● Data shown
>>

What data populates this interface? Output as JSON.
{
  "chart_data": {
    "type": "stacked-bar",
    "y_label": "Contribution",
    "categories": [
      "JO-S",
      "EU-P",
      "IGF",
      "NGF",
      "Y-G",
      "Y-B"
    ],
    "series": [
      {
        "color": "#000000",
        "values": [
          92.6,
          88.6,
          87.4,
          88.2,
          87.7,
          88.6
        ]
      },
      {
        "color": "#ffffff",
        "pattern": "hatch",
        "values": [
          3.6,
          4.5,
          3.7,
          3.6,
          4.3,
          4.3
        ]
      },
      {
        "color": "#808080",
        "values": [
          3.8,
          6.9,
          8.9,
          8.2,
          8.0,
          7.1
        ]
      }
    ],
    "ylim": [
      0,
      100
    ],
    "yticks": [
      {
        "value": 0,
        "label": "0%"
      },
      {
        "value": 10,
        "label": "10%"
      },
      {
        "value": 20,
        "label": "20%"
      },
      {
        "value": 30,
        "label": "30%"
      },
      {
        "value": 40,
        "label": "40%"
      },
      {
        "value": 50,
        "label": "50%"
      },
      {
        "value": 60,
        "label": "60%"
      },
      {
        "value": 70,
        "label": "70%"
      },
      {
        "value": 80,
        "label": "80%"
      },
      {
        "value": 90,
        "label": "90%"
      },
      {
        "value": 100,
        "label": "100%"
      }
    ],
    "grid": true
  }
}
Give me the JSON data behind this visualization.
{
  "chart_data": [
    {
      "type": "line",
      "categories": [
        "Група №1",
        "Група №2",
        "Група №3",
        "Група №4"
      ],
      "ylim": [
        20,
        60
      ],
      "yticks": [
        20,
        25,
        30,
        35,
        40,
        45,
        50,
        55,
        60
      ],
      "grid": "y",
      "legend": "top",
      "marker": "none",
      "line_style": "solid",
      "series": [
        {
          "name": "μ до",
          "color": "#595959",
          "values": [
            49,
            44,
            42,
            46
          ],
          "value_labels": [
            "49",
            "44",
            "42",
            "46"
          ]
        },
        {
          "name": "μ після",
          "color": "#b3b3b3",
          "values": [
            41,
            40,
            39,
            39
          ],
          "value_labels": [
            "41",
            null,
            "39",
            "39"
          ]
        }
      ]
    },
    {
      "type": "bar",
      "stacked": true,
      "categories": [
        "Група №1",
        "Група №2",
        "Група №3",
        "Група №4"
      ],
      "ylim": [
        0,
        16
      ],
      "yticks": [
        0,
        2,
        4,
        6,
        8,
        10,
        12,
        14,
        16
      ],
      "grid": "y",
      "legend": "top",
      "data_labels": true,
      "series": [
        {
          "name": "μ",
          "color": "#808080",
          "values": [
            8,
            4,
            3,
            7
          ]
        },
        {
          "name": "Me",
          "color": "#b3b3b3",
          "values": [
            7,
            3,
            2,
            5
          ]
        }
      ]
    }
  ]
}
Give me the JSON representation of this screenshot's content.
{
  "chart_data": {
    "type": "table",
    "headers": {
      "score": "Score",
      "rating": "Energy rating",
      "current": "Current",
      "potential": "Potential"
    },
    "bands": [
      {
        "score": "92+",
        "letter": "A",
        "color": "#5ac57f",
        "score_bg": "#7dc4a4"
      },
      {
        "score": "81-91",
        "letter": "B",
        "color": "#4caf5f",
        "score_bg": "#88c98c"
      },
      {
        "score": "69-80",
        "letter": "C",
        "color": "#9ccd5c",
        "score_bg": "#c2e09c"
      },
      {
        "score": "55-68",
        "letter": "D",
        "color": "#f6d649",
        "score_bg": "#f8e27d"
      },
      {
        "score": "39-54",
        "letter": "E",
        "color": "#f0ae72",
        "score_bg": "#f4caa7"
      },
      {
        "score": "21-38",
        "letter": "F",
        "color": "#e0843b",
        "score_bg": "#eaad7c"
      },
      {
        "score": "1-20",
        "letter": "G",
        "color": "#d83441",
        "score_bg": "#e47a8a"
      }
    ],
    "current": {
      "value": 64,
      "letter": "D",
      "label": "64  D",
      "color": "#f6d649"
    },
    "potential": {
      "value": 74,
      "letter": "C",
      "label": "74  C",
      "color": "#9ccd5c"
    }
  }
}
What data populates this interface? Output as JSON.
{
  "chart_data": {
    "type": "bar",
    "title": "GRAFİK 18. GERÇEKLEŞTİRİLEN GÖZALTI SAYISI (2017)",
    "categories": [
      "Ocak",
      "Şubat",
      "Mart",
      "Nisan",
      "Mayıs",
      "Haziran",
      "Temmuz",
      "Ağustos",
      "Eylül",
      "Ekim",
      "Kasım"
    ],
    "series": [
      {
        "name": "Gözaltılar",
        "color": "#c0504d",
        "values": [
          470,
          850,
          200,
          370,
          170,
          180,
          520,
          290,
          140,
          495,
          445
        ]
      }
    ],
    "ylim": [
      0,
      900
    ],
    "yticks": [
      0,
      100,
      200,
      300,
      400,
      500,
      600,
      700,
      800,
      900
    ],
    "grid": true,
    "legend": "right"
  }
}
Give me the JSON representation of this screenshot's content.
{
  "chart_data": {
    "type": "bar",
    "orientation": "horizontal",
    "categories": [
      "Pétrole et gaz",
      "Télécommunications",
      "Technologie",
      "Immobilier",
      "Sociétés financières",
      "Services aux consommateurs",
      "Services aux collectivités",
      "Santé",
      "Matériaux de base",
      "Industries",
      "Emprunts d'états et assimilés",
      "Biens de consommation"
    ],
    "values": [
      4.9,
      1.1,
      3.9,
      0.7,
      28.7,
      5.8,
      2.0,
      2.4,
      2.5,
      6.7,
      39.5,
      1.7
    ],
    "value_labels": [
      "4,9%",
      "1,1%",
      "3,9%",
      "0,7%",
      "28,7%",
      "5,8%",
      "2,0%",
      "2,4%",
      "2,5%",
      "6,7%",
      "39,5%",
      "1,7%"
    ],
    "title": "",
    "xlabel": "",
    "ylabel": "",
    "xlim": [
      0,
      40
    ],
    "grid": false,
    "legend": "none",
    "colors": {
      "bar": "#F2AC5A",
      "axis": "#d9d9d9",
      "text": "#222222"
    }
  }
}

<<

Write out the full set of records exactly as given.

What data populates this interface? Output as JSON.
{
  "chart_data": {
    "type": "stacked-bar",
    "y_label": "Contribution",
    "categories": [
      "JO-S",
      "EU-P",
      "IGF",
      "NGF",
      "Y-G",
      "Y-B"
    ],
    "series": [
      {
        "color": "#000000",
        "values": [
          92.6,
          88.6,
          87.4,
          88.2,
          87.7,
          88.6
        ]
      },
      {
        "color": "#ffffff",
        "pattern": "hatch",
        "values": [
          3.6,
          4.5,
          3.7,
          3.6,
          4.3,
          4.3
        ]
      },
      {
        "color": "#808080",
        "values": [
          3.8,
          6.9,
          8.9,
          8.2,
          8.0,
          7.1
        ]
      }
    ],
    "ylim": [
      0,
      100
    ],
    "yticks": [
      {
        "value": 0,
        "label": "0%"
      },
      {
        "value": 10,
        "label": "10%"
      },
      {
        "value": 20,
        "label": "20%"
      },
      {
        "value": 30,
        "label": "30%"
      },
      {
        "value": 40,
        "label": "40%"
      },
      {
        "value": 50,
        "label": "50%"
      },
      {
        "value": 60,
        "label": "60%"
      },
      {
        "value": 70,
        "label": "70%"
      },
      {
        "value": 80,
        "label": "80%"
      },
      {
        "value": 90,
        "label": "90%"
      },
      {
        "value": 100,
        "label": "100%"
      }
    ],
    "grid": true
  }
}
Give me the JSON data behind this visualization.
{
  "chart_data": [
    {
      "type": "line",
      "categories": [
        "Група №1",
        "Група №2",
        "Група №3",
        "Група №4"
      ],
      "ylim": [
        20,
        60
      ],
      "yticks": [
        20,
        25,
        30,
        35,
        40,
        45,
        50,
        55,
        60
      ],
      "grid": "y",
      "legend": "top",
      "marker": "none",
      "line_style": "solid",
      "series": [
        {
          "name": "μ до",
          "color": "#595959",
          "values": [
            49,
            44,
            42,
            46
          ],
          "value_labels": [
            "49",
            "44",
            "42",
            "46"
          ]
        },
        {
          "name": "μ після",
          "color": "#b3b3b3",
          "values": [
            41,
            40,
            39,
            39
          ],
          "value_labels": [
            "41",
            null,
            "39",
            "39"
          ]
        }
      ]
    },
    {
      "type": "bar",
      "stacked": true,
      "categories": [
        "Група №1",
        "Група №2",
        "Група №3",
        "Група №4"
      ],
      "ylim": [
        0,
        16
      ],
      "yticks": [
        0,
        2,
        4,
        6,
        8,
        10,
        12,
        14,
        16
      ],
      "grid": "y",
      "legend": "top",
      "data_labels": true,
      "series": [
        {
          "name": "μ",
          "color": "#808080",
          "values": [
            8,
            4,
            3,
            7
          ]
        },
        {
          "name": "Me",
          "color": "#b3b3b3",
          "values": [
            7,
            3,
            2,
            5
          ]
        }
      ]
    }
  ]
}
Give me the JSON representation of this screenshot's content.
{
  "chart_data": {
    "type": "table",
    "headers": {
      "score": "Score",
      "rating": "Energy rating",
      "current": "Current",
      "potential": "Potential"
    },
    "bands": [
      {
        "score": "92+",
        "letter": "A",
        "color": "#5ac57f",
        "score_bg": "#7dc4a4"
      },
      {
        "score": "81-91",
        "letter": "B",
        "color": "#4caf5f",
        "score_bg": "#88c98c"
      },
      {
        "score": "69-80",
        "letter": "C",
        "color": "#9ccd5c",
        "score_bg": "#c2e09c"
      },
      {
        "score": "55-68",
        "letter": "D",
        "color": "#f6d649",
        "score_bg": "#f8e27d"
      },
      {
        "score": "39-54",
        "letter": "E",
        "color": "#f0ae72",
        "score_bg": "#f4caa7"
      },
      {
        "score": "21-38",
        "letter": "F",
        "color": "#e0843b",
        "score_bg": "#eaad7c"
      },
      {
        "score": "1-20",
        "letter": "G",
        "color": "#d83441",
        "score_bg": "#e47a8a"
      }
    ],
    "current": {
      "value": 64,
      "letter": "D",
      "label": "64  D",
      "color": "#f6d649"
    },
    "potential": {
      "value": 74,
      "letter": "C",
      "label": "74  C",
      "color": "#9ccd5c"
    }
  }
}
What data populates this interface? Output as JSON.
{
  "chart_data": {
    "type": "bar",
    "title": "GRAFİK 18. GERÇEKLEŞTİRİLEN GÖZALTI SAYISI (2017)",
    "categories": [
      "Ocak",
      "Şubat",
      "Mart",
      "Nisan",
      "Mayıs",
      "Haziran",
      "Temmuz",
      "Ağustos",
      "Eylül",
      "Ekim",
      "Kasım"
    ],
    "series": [
      {
        "name": "Gözaltılar",
        "color": "#c0504d",
        "values": [
          470,
          850,
          200,
          370,
          170,
          180,
          520,
          290,
          140,
          495,
          445
        ]
      }
    ],
    "ylim": [
      0,
      900
    ],
    "yticks": [
      0,
      100,
      200,
      300,
      400,
      500,
      600,
      700,
      800,
      900
    ],
    "grid": true,
    "legend": "right"
  }
}
Give me the JSON representation of this screenshot's content.
{
  "chart_data": {
    "type": "bar",
    "orientation": "horizontal",
    "categories": [
      "Pétrole et gaz",
      "Télécommunications",
      "Technologie",
      "Immobilier",
      "Sociétés financières",
      "Services aux consommateurs",
      "Services aux collectivités",
      "Santé",
      "Matériaux de base",
      "Industries",
      "Emprunts d'états et assimilés",
      "Biens de consommation"
    ],
    "values": [
      4.9,
      1.1,
      3.9,
      0.7,
      28.7,
      5.8,
      2.0,
      2.4,
      2.5,
      6.7,
      39.5,
      1.7
    ],
    "value_labels": [
      "4,9%",
      "1,1%",
      "3,9%",
      "0,7%",
      "28,7%",
      "5,8%",
      "2,0%",
      "2,4%",
      "2,5%",
      "6,7%",
      "39,5%",
      "1,7%"
    ],
    "title": "",
    "xlabel": "",
    "ylabel": "",
    "xlim": [
      0,
      40
    ],
    "grid": false,
    "legend": "none",
    "colors": {
      "bar": "#F2AC5A",
      "axis": "#d9d9d9",
      "text": "#222222"
    }
  }
}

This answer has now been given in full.